*WHAT IS REQUIRED:*
The line containing "Give me a plain-text" marks where to begin; quote it and every line after it through the end of the data, exactly as written.

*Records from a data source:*
□ □ □

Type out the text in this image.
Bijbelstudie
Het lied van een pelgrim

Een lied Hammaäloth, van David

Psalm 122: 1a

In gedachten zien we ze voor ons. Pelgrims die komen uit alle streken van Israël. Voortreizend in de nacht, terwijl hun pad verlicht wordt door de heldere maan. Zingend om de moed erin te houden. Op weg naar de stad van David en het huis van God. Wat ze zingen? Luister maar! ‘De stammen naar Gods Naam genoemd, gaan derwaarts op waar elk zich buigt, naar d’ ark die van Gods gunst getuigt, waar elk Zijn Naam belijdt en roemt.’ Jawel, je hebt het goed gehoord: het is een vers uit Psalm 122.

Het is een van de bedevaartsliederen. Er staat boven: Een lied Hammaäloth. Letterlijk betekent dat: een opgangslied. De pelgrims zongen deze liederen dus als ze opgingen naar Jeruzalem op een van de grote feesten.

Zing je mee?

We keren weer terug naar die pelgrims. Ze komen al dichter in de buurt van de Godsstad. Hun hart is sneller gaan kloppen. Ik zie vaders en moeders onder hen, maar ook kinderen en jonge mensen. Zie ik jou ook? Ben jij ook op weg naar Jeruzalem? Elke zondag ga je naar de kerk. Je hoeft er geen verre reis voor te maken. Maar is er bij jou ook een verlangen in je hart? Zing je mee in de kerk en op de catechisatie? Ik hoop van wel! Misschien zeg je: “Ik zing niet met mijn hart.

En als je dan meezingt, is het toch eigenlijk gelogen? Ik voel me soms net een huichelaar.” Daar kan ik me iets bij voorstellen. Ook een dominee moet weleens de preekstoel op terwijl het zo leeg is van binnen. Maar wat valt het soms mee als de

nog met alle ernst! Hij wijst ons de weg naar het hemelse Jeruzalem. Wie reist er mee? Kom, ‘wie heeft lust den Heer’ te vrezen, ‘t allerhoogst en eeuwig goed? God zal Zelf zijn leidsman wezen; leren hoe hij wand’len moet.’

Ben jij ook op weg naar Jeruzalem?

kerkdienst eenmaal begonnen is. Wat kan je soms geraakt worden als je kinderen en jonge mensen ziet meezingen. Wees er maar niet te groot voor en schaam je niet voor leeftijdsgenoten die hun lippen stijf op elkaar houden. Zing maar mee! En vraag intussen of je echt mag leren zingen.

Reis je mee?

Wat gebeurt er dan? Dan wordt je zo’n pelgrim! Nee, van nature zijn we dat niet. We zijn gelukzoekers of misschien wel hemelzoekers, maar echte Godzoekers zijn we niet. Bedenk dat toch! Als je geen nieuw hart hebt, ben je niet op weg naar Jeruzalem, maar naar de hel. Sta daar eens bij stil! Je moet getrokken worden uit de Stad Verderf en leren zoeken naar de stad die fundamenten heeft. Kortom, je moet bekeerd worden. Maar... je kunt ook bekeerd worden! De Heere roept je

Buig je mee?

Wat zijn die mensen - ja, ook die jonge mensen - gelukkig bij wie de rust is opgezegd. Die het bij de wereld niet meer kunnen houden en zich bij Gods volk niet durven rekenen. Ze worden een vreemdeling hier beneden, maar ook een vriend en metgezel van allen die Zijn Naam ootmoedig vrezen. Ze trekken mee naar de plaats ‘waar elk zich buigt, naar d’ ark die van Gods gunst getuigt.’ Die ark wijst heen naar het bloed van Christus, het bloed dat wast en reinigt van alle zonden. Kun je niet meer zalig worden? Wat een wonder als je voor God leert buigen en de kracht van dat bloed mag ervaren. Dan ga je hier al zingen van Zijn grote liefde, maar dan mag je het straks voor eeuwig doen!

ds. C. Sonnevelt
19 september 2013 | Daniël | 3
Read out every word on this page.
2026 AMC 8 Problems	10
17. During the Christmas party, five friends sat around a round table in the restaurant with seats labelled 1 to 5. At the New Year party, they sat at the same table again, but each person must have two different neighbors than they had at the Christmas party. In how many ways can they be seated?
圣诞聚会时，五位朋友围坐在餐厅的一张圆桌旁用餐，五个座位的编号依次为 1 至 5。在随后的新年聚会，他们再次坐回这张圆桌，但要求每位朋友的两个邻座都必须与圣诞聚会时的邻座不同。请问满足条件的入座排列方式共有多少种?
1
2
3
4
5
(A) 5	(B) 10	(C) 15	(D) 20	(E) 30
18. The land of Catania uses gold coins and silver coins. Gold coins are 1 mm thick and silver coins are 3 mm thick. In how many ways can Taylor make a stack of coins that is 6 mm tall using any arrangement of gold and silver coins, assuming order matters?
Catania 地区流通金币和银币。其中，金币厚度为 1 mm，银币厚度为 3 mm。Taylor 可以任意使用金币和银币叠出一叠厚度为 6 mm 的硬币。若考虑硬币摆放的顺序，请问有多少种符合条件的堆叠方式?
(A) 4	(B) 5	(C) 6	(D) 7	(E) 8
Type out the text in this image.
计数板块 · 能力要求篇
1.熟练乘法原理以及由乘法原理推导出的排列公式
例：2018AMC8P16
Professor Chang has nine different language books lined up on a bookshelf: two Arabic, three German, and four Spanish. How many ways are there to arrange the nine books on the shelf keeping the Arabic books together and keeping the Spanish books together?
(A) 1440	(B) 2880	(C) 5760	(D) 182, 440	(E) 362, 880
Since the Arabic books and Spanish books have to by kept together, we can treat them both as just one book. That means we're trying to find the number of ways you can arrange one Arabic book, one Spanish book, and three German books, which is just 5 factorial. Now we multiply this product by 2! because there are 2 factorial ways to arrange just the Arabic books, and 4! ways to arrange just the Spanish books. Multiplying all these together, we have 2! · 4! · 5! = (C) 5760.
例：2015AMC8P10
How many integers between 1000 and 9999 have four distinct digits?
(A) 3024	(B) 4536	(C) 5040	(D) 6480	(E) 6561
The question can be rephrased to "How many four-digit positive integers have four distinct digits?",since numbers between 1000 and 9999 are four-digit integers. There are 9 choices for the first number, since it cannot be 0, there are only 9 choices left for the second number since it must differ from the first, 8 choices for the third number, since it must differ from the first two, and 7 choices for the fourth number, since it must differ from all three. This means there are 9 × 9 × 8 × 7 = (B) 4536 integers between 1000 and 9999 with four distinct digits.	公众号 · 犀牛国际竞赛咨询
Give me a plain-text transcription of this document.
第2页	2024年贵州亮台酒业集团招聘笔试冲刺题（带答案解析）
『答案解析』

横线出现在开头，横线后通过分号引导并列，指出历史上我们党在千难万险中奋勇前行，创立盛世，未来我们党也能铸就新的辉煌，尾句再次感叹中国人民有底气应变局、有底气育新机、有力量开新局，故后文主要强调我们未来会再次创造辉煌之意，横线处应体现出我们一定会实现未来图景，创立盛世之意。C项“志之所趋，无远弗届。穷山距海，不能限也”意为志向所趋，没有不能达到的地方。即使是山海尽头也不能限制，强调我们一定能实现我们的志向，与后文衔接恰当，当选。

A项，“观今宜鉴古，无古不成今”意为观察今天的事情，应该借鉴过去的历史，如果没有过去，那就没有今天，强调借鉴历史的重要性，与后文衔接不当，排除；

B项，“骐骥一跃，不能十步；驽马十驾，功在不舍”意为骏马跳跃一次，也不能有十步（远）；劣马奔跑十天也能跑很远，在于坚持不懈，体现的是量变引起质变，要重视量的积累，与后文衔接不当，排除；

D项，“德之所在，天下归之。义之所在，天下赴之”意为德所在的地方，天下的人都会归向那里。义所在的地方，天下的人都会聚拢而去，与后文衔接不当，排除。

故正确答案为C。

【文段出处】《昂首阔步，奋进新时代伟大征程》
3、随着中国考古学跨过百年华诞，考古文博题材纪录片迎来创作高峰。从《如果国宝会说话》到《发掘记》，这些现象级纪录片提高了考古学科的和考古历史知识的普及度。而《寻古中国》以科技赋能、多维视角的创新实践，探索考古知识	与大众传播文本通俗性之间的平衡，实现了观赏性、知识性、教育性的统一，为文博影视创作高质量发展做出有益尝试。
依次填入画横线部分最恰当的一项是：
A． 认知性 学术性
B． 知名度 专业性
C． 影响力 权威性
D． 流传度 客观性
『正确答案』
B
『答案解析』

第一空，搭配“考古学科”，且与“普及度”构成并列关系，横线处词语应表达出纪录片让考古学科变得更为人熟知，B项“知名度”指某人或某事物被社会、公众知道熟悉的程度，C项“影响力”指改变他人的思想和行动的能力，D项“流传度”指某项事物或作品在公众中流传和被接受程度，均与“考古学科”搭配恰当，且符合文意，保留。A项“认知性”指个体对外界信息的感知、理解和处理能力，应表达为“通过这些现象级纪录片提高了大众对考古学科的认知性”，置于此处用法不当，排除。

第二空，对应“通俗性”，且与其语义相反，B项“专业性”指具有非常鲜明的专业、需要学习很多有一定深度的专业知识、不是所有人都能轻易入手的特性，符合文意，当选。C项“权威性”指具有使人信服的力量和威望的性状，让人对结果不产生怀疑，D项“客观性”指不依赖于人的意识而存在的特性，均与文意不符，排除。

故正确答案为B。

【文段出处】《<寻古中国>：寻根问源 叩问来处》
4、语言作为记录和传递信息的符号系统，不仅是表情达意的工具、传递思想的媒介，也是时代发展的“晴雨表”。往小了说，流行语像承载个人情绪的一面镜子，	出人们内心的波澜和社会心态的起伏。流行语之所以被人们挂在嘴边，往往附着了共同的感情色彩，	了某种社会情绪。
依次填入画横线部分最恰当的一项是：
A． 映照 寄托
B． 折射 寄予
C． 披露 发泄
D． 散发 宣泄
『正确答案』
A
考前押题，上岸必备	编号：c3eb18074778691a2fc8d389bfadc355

□ □ □

*REPLY TO THE EXERCISE:*
Give me a plain-text transcription of this document.
第2页	2024年贵州亮台酒业集团招聘笔试冲刺题（带答案解析）
『答案解析』

横线出现在开头，横线后通过分号引导并列，指出历史上我们党在千难万险中奋勇前行，创立盛世，未来我们党也能铸就新的辉煌，尾句再次感叹中国人民有底气应变局、有底气育新机、有力量开新局，故后文主要强调我们未来会再次创造辉煌之意，横线处应体现出我们一定会实现未来图景，创立盛世之意。C项“志之所趋，无远弗届。穷山距海，不能限也”意为志向所趋，没有不能达到的地方。即使是山海尽头也不能限制，强调我们一定能实现我们的志向，与后文衔接恰当，当选。

A项，“观今宜鉴古，无古不成今”意为观察今天的事情，应该借鉴过去的历史，如果没有过去，那就没有今天，强调借鉴历史的重要性，与后文衔接不当，排除；

B项，“骐骥一跃，不能十步；驽马十驾，功在不舍”意为骏马跳跃一次，也不能有十步（远）；劣马奔跑十天也能跑很远，在于坚持不懈，体现的是量变引起质变，要重视量的积累，与后文衔接不当，排除；

D项，“德之所在，天下归之。义之所在，天下赴之”意为德所在的地方，天下的人都会归向那里。义所在的地方，天下的人都会聚拢而去，与后文衔接不当，排除。

故正确答案为C。

【文段出处】《昂首阔步，奋进新时代伟大征程》
3、随着中国考古学跨过百年华诞，考古文博题材纪录片迎来创作高峰。从《如果国宝会说话》到《发掘记》，这些现象级纪录片提高了考古学科的和考古历史知识的普及度。而《寻古中国》以科技赋能、多维视角的创新实践，探索考古知识	与大众传播文本通俗性之间的平衡，实现了观赏性、知识性、教育性的统一，为文博影视创作高质量发展做出有益尝试。
依次填入画横线部分最恰当的一项是：
A． 认知性 学术性
B． 知名度 专业性
C． 影响力 权威性
D． 流传度 客观性
『正确答案』
B
『答案解析』

第一空，搭配“考古学科”，且与“普及度”构成并列关系，横线处词语应表达出纪录片让考古学科变得更为人熟知，B项“知名度”指某人或某事物被社会、公众知道熟悉的程度，C项“影响力”指改变他人的思想和行动的能力，D项“流传度”指某项事物或作品在公众中流传和被接受程度，均与“考古学科”搭配恰当，且符合文意，保留。A项“认知性”指个体对外界信息的感知、理解和处理能力，应表达为“通过这些现象级纪录片提高了大众对考古学科的认知性”，置于此处用法不当，排除。

第二空，对应“通俗性”，且与其语义相反，B项“专业性”指具有非常鲜明的专业、需要学习很多有一定深度的专业知识、不是所有人都能轻易入手的特性，符合文意，当选。C项“权威性”指具有使人信服的力量和威望的性状，让人对结果不产生怀疑，D项“客观性”指不依赖于人的意识而存在的特性，均与文意不符，排除。

故正确答案为B。

【文段出处】《<寻古中国>：寻根问源 叩问来处》
4、语言作为记录和传递信息的符号系统，不仅是表情达意的工具、传递思想的媒介，也是时代发展的“晴雨表”。往小了说，流行语像承载个人情绪的一面镜子，	出人们内心的波澜和社会心态的起伏。流行语之所以被人们挂在嘴边，往往附着了共同的感情色彩，	了某种社会情绪。
依次填入画横线部分最恰当的一项是：
A． 映照 寄托
B． 折射 寄予
C． 披露 发泄
D． 散发 宣泄
『正确答案』
A
考前押题，上岸必备	编号：c3eb18074778691a2fc8d389bfadc355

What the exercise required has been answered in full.